Figure contents as structured data
^^^^^^^^^^^^^^^^

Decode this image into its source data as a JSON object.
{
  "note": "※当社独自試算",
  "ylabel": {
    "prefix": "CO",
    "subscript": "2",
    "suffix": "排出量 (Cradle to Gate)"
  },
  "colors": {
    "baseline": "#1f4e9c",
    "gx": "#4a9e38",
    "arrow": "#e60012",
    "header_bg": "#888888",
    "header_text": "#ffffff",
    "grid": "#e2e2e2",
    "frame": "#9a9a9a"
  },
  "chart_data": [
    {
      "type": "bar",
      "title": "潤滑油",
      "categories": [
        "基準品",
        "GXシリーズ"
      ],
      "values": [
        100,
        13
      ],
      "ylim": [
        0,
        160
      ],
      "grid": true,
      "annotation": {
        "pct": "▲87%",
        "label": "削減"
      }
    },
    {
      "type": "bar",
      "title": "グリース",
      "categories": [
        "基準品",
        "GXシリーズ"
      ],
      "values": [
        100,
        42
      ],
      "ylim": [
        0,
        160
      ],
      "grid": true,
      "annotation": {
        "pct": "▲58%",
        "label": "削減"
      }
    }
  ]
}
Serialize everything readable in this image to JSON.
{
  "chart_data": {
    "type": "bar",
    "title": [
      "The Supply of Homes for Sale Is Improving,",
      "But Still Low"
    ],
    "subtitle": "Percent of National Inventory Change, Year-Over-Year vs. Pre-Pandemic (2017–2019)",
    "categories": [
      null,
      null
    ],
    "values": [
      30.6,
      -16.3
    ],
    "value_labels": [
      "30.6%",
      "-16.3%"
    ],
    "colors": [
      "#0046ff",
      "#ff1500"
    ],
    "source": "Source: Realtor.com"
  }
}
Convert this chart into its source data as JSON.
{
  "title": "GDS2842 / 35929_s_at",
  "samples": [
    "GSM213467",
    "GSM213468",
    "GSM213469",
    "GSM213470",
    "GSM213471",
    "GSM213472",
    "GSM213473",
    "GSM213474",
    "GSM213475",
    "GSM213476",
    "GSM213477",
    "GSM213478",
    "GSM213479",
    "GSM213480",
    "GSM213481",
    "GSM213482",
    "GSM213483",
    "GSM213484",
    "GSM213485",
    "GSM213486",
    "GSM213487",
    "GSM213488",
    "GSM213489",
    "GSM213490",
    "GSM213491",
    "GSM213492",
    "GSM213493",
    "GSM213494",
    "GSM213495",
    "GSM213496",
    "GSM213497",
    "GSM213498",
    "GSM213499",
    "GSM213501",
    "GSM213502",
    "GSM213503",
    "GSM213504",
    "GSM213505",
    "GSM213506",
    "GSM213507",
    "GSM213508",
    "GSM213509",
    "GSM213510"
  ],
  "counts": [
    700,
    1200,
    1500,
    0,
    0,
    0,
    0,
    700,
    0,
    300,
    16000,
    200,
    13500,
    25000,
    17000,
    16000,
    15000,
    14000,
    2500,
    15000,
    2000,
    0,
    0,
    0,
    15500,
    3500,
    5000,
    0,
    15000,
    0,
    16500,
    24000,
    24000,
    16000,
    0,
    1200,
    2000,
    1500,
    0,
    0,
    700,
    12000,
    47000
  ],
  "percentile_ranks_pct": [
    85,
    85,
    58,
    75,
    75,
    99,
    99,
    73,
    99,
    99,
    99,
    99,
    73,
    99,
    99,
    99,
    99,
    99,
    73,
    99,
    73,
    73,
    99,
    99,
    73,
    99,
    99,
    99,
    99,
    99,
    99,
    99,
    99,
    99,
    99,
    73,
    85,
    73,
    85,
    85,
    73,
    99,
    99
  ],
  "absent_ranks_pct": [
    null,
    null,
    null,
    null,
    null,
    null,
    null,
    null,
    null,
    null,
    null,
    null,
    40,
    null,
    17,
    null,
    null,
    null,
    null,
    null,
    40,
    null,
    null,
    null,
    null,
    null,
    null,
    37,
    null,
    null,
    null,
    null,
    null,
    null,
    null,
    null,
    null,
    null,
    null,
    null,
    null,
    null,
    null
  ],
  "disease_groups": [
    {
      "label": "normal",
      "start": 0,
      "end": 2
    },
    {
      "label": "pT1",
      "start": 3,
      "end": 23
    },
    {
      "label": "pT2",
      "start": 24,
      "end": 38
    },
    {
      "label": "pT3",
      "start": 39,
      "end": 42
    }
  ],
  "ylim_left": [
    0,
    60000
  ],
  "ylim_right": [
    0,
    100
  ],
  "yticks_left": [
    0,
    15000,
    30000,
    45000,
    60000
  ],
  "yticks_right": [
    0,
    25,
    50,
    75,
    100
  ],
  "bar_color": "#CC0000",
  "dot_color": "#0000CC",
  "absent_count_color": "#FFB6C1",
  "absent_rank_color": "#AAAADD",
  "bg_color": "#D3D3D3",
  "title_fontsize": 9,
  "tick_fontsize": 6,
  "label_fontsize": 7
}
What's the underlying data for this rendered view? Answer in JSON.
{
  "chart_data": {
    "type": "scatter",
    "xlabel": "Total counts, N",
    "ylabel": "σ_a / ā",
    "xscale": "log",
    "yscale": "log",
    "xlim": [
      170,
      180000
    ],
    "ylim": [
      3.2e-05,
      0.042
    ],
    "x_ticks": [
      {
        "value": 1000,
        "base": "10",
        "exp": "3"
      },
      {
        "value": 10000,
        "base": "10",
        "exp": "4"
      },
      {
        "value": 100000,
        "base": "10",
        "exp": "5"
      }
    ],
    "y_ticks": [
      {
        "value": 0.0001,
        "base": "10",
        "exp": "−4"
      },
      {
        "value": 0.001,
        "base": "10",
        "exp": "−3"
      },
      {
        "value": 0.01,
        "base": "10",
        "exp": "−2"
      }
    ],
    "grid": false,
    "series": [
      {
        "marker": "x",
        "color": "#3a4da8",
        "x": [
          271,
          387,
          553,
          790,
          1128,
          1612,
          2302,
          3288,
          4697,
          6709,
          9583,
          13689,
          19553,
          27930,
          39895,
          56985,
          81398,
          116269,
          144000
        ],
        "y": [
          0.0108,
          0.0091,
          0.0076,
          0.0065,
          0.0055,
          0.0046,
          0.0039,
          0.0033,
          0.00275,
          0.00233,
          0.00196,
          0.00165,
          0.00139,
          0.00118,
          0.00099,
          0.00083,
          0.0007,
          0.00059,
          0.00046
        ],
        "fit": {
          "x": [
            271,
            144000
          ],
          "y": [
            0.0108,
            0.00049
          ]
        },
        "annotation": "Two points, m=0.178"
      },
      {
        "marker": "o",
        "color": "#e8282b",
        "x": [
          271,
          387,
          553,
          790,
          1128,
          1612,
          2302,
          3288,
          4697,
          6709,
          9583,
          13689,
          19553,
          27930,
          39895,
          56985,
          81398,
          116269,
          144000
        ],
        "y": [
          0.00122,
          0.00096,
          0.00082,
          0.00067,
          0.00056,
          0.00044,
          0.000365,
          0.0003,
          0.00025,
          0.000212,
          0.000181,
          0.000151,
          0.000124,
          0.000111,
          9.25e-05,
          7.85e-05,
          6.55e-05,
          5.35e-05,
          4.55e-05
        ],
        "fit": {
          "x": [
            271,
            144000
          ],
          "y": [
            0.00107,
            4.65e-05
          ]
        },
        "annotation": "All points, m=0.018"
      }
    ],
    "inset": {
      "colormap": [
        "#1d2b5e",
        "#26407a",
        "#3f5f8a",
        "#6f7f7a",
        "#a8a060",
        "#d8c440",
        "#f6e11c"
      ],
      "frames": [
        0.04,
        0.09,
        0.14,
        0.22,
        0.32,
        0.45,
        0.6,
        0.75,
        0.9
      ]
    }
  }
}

^^^^^^^^^^^^^^^^

▶ **Task goal**:
Repeat every record, exactly as written.

▶ **Written response**:
Decode this image into its source data as a JSON object.
{
  "note": "※当社独自試算",
  "ylabel": {
    "prefix": "CO",
    "subscript": "2",
    "suffix": "排出量 (Cradle to Gate)"
  },
  "colors": {
    "baseline": "#1f4e9c",
    "gx": "#4a9e38",
    "arrow": "#e60012",
    "header_bg": "#888888",
    "header_text": "#ffffff",
    "grid": "#e2e2e2",
    "frame": "#9a9a9a"
  },
  "chart_data": [
    {
      "type": "bar",
      "title": "潤滑油",
      "categories": [
        "基準品",
        "GXシリーズ"
      ],
      "values": [
        100,
        13
      ],
      "ylim": [
        0,
        160
      ],
      "grid": true,
      "annotation": {
        "pct": "▲87%",
        "label": "削減"
      }
    },
    {
      "type": "bar",
      "title": "グリース",
      "categories": [
        "基準品",
        "GXシリーズ"
      ],
      "values": [
        100,
        42
      ],
      "ylim": [
        0,
        160
      ],
      "grid": true,
      "annotation": {
        "pct": "▲58%",
        "label": "削減"
      }
    }
  ]
}
Serialize everything readable in this image to JSON.
{
  "chart_data": {
    "type": "bar",
    "title": [
      "The Supply of Homes for Sale Is Improving,",
      "But Still Low"
    ],
    "subtitle": "Percent of National Inventory Change, Year-Over-Year vs. Pre-Pandemic (2017–2019)",
    "categories": [
      null,
      null
    ],
    "values": [
      30.6,
      -16.3
    ],
    "value_labels": [
      "30.6%",
      "-16.3%"
    ],
    "colors": [
      "#0046ff",
      "#ff1500"
    ],
    "source": "Source: Realtor.com"
  }
}
Convert this chart into its source data as JSON.
{
  "title": "GDS2842 / 35929_s_at",
  "samples": [
    "GSM213467",
    "GSM213468",
    "GSM213469",
    "GSM213470",
    "GSM213471",
    "GSM213472",
    "GSM213473",
    "GSM213474",
    "GSM213475",
    "GSM213476",
    "GSM213477",
    "GSM213478",
    "GSM213479",
    "GSM213480",
    "GSM213481",
    "GSM213482",
    "GSM213483",
    "GSM213484",
    "GSM213485",
    "GSM213486",
    "GSM213487",
    "GSM213488",
    "GSM213489",
    "GSM213490",
    "GSM213491",
    "GSM213492",
    "GSM213493",
    "GSM213494",
    "GSM213495",
    "GSM213496",
    "GSM213497",
    "GSM213498",
    "GSM213499",
    "GSM213501",
    "GSM213502",
    "GSM213503",
    "GSM213504",
    "GSM213505",
    "GSM213506",
    "GSM213507",
    "GSM213508",
    "GSM213509",
    "GSM213510"
  ],
  "counts": [
    700,
    1200,
    1500,
    0,
    0,
    0,
    0,
    700,
    0,
    300,
    16000,
    200,
    13500,
    25000,
    17000,
    16000,
    15000,
    14000,
    2500,
    15000,
    2000,
    0,
    0,
    0,
    15500,
    3500,
    5000,
    0,
    15000,
    0,
    16500,
    24000,
    24000,
    16000,
    0,
    1200,
    2000,
    1500,
    0,
    0,
    700,
    12000,
    47000
  ],
  "percentile_ranks_pct": [
    85,
    85,
    58,
    75,
    75,
    99,
    99,
    73,
    99,
    99,
    99,
    99,
    73,
    99,
    99,
    99,
    99,
    99,
    73,
    99,
    73,
    73,
    99,
    99,
    73,
    99,
    99,
    99,
    99,
    99,
    99,
    99,
    99,
    99,
    99,
    73,
    85,
    73,
    85,
    85,
    73,
    99,
    99
  ],
  "absent_ranks_pct": [
    null,
    null,
    null,
    null,
    null,
    null,
    null,
    null,
    null,
    null,
    null,
    null,
    40,
    null,
    17,
    null,
    null,
    null,
    null,
    null,
    40,
    null,
    null,
    null,
    null,
    null,
    null,
    37,
    null,
    null,
    null,
    null,
    null,
    null,
    null,
    null,
    null,
    null,
    null,
    null,
    null,
    null,
    null
  ],
  "disease_groups": [
    {
      "label": "normal",
      "start": 0,
      "end": 2
    },
    {
      "label": "pT1",
      "start": 3,
      "end": 23
    },
    {
      "label": "pT2",
      "start": 24,
      "end": 38
    },
    {
      "label": "pT3",
      "start": 39,
      "end": 42
    }
  ],
  "ylim_left": [
    0,
    60000
  ],
  "ylim_right": [
    0,
    100
  ],
  "yticks_left": [
    0,
    15000,
    30000,
    45000,
    60000
  ],
  "yticks_right": [
    0,
    25,
    50,
    75,
    100
  ],
  "bar_color": "#CC0000",
  "dot_color": "#0000CC",
  "absent_count_color": "#FFB6C1",
  "absent_rank_color": "#AAAADD",
  "bg_color": "#D3D3D3",
  "title_fontsize": 9,
  "tick_fontsize": 6,
  "label_fontsize": 7
}
What's the underlying data for this rendered view? Answer in JSON.
{
  "chart_data": {
    "type": "scatter",
    "xlabel": "Total counts, N",
    "ylabel": "σ_a / ā",
    "xscale": "log",
    "yscale": "log",
    "xlim": [
      170,
      180000
    ],
    "ylim": [
      3.2e-05,
      0.042
    ],
    "x_ticks": [
      {
        "value": 1000,
        "base": "10",
        "exp": "3"
      },
      {
        "value": 10000,
        "base": "10",
        "exp": "4"
      },
      {
        "value": 100000,
        "base": "10",
        "exp": "5"
      }
    ],
    "y_ticks": [
      {
        "value": 0.0001,
        "base": "10",
        "exp": "−4"
      },
      {
        "value": 0.001,
        "base": "10",
        "exp": "−3"
      },
      {
        "value": 0.01,
        "base": "10",
        "exp": "−2"
      }
    ],
    "grid": false,
    "series": [
      {
        "marker": "x",
        "color": "#3a4da8",
        "x": [
          271,
          387,
          553,
          790,
          1128,
          1612,
          2302,
          3288,
          4697,
          6709,
          9583,
          13689,
          19553,
          27930,
          39895,
          56985,
          81398,
          116269,
          144000
        ],
        "y": [
          0.0108,
          0.0091,
          0.0076,
          0.0065,
          0.0055,
          0.0046,
          0.0039,
          0.0033,
          0.00275,
          0.00233,
          0.00196,
          0.00165,
          0.00139,
          0.00118,
          0.00099,
          0.00083,
          0.0007,
          0.00059,
          0.00046
        ],
        "fit": {
          "x": [
            271,
            144000
          ],
          "y": [
            0.0108,
            0.00049
          ]
        },
        "annotation": "Two points, m=0.178"
      },
      {
        "marker": "o",
        "color": "#e8282b",
        "x": [
          271,
          387,
          553,
          790,
          1128,
          1612,
          2302,
          3288,
          4697,
          6709,
          9583,
          13689,
          19553,
          27930,
          39895,
          56985,
          81398,
          116269,
          144000
        ],
        "y": [
          0.00122,
          0.00096,
          0.00082,
          0.00067,
          0.00056,
          0.00044,
          0.000365,
          0.0003,
          0.00025,
          0.000212,
          0.000181,
          0.000151,
          0.000124,
          0.000111,
          9.25e-05,
          7.85e-05,
          6.55e-05,
          5.35e-05,
          4.55e-05
        ],
        "fit": {
          "x": [
            271,
            144000
          ],
          "y": [
            0.00107,
            4.65e-05
          ]
        },
        "annotation": "All points, m=0.018"
      }
    ],
    "inset": {
      "colormap": [
        "#1d2b5e",
        "#26407a",
        "#3f5f8a",
        "#6f7f7a",
        "#a8a060",
        "#d8c440",
        "#f6e11c"
      ],
      "frames": [
        0.04,
        0.09,
        0.14,
        0.22,
        0.32,
        0.45,
        0.6,
        0.75,
        0.9
      ]
    }
  }
}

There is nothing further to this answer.